AIM → Among the lines listed below, count those that include the string "miliardi", and state only the count.

(Dataset rows about figures)
-- START --

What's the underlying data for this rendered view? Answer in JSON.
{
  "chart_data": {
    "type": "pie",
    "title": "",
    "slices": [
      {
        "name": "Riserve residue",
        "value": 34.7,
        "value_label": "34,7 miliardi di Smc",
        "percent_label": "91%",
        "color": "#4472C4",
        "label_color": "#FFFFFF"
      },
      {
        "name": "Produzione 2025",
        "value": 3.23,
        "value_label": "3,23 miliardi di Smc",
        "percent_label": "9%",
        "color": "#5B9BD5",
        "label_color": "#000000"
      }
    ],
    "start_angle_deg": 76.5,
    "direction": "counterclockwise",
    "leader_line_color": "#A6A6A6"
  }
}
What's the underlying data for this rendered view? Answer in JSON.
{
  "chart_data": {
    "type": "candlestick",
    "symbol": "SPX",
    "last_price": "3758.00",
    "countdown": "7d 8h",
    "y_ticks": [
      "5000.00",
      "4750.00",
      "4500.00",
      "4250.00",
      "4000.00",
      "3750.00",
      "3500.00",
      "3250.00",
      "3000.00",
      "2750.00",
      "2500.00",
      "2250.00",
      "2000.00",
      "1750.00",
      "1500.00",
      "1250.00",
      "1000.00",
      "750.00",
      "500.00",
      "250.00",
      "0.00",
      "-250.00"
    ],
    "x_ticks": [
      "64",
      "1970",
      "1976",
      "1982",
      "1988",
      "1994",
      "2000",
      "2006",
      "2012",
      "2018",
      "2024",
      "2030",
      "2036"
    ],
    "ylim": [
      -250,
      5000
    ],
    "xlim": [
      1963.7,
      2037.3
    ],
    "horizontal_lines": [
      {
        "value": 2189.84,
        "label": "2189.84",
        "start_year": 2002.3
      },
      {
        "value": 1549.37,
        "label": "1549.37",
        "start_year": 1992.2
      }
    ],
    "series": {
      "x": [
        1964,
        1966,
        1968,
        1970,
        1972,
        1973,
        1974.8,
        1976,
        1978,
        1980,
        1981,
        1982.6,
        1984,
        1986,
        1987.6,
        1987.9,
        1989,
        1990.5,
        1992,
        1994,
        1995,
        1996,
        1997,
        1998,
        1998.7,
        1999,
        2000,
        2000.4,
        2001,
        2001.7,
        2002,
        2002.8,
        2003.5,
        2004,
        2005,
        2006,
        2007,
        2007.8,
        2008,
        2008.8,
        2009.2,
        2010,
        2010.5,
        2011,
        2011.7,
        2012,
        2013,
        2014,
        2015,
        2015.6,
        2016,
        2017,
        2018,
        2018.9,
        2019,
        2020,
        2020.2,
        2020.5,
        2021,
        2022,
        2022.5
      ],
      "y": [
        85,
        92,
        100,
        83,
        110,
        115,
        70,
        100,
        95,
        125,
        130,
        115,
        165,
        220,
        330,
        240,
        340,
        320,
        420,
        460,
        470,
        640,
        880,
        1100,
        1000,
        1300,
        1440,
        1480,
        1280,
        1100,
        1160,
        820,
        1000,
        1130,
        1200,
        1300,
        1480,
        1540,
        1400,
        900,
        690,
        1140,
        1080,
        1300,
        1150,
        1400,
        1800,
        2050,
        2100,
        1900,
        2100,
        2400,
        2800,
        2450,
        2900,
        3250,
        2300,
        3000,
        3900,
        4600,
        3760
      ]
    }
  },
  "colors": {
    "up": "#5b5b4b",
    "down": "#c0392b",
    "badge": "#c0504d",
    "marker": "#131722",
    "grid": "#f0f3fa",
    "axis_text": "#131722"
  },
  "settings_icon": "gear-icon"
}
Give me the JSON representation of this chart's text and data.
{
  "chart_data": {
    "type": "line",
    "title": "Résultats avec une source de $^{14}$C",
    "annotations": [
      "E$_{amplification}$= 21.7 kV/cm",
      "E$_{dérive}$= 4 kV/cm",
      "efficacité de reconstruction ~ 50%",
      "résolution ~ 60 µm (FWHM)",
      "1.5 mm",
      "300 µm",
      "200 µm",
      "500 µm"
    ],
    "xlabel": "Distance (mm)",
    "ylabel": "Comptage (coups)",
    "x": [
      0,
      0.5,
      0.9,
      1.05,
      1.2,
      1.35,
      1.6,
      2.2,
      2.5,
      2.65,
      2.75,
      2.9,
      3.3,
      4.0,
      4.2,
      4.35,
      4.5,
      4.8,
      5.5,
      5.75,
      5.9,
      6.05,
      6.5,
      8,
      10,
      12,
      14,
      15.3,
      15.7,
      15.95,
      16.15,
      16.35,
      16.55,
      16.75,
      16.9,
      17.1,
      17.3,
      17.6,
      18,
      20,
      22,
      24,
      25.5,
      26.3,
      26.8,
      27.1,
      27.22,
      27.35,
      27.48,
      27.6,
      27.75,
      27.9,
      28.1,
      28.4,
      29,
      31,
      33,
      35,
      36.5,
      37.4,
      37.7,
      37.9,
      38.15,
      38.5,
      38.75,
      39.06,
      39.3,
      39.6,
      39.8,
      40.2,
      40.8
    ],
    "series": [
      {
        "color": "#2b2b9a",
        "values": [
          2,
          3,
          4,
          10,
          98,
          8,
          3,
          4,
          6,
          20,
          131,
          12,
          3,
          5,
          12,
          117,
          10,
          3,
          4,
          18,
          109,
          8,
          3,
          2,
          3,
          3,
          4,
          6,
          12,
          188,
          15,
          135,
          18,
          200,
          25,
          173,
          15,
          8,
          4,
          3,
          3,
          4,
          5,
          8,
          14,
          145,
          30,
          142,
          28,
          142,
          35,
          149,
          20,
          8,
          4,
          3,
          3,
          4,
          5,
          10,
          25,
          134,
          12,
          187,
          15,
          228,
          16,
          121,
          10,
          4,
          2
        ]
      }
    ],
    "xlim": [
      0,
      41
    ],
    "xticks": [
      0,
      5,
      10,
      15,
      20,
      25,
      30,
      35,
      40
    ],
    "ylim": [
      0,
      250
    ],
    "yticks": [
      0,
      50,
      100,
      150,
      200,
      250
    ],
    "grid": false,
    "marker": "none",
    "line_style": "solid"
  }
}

-- END --

EXERCISE RESULT → 2